>> Begin EXERCISE INPUT
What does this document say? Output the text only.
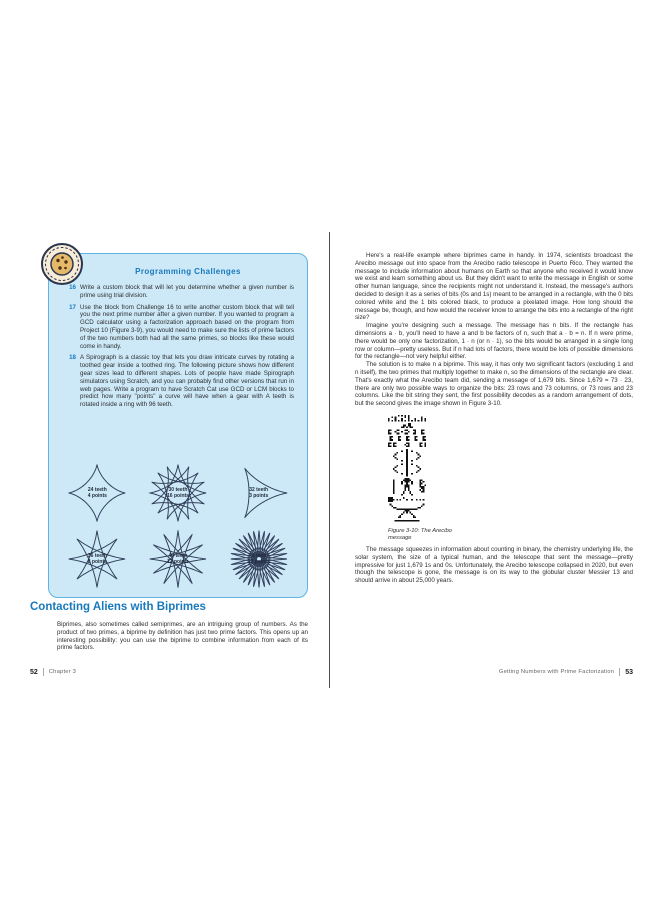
Programming Challenges
16 Write a custom block that will let you determine whether a given number is prime using trial division.
17 Use the block from Challenge 16 to write another custom block that will tell you the next prime number after a given number. If you wanted to program a GCD calculator using a factorization approach based on the program from Project 10 (Figure 3-9), you would need to make sure the lists of prime factors of the two numbers both had all the same primes, so blocks like these would come in handy.
18 A Spirograph is a classic toy that lets you draw intricate curves by rotating a toothed gear inside a toothed ring. The following picture shows how different gear sizes lead to different shapes. Lots of people have made Spirograph simulators using Scratch, and you can probably find other versions that run in web pages. Write a program to have Scratch Cat use GCD or LCM blocks to predict how many "points" a curve will have when a gear with A teeth is rotated inside a ring with 96 teeth.
24 teeth
4 points
30 teeth
16 points
32 teeth
3 points
36 teeth
8 points
40 teeth
12 points
45 teeth
32 points
Contacting Aliens with Biprimes

Biprimes, also sometimes called semiprimes, are an intriguing group of numbers. As the product of two primes, a biprime by definition has just two prime factors. This opens up an interesting possibility: you can use the biprime to combine information from each of its prime factors.

52 Chapter 3

Here's a real-life example where biprimes came in handy. In 1974, scientists broadcast the Arecibo message out into space from the Arecibo radio telescope in Puerto Rico. They wanted the message to include information about humans on Earth so that anyone who received it would know we exist and learn something about us. But they didn't want to write the message in English or some other human language, since the recipients might not understand it. Instead, the message's authors decided to design it as a series of bits (0s and 1s) meant to be arranged in a rectangle, with the 0 bits colored white and the 1 bits colored black, to produce a pixelated image. How long should the message be, though, and how would the receiver know to arrange the bits into a rectangle of the right size?

Imagine you're designing such a message. The message has n bits. If the rectangle has dimensions a · b, you'll need to have a and b be factors of n, such that a · b = n. If n were prime, there would be only one factorization, 1 · n (or n · 1), so the bits would be arranged in a single long row or column—pretty useless. But if n had lots of factors, there would be lots of possible dimensions for the rectangle—not very helpful either.

The solution is to make n a biprime. This way, it has only two significant factors (excluding 1 and n itself), the two primes that multiply together to make n, so the dimensions of the rectangle are clear. That's exactly what the Arecibo team did, sending a message of 1,679 bits. Since 1,679 = 73 · 23, there are only two possible ways to organize the bits: 23 rows and 73 columns, or 73 rows and 23 columns. Like the bit string they sent, the first possibility decodes as a random arrangement of dots, but the second gives the image shown in Figure 3-10.

Figure 3-10: The Arecibo message

The message squeezes in information about counting in binary, the chemistry underlying life, the solar system, the size of a typical human, and the telescope that sent the message—pretty impressive for just 1,679 1s and 0s. Unfortunately, the Arecibo telescope collapsed in 2020, but even though the telescope is gone, the message is on its way to the globular cluster Messier 13 and should arrive in about 25,000 years.

Getting Numbers with Prime Factorization 53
>> End EXERCISE INPUT
- WHAT TO DO
Copy out every line that includes the word "only".

- WRITTEN RESPONSE
What does this document say? Output the text only.
Imagine you're designing such a message. The message has n bits. If the rectangle has dimensions a · b, you'll need to have a and b be factors of n, such that a · b = n. If n were prime, there would be only one factorization, 1 · n (or n · 1), so the bits would be arranged in a single long row or column—pretty useless. But if n had lots of factors, there would be lots of possible dimensions for the rectangle—not very helpful either.
The solution is to make n a biprime. This way, it has only two significant factors (excluding 1 and n itself), the two primes that multiply together to make n, so the dimensions of the rectangle are clear. That's exactly what the Arecibo team did, sending a message of 1,679 bits. Since 1,679 = 73 · 23, there are only two possible ways to organize the bits: 23 rows and 73 columns, or 73 rows and 23 columns. Like the bit string they sent, the first possibility decodes as a random arrangement of dots, but the second gives the image shown in Figure 3-10.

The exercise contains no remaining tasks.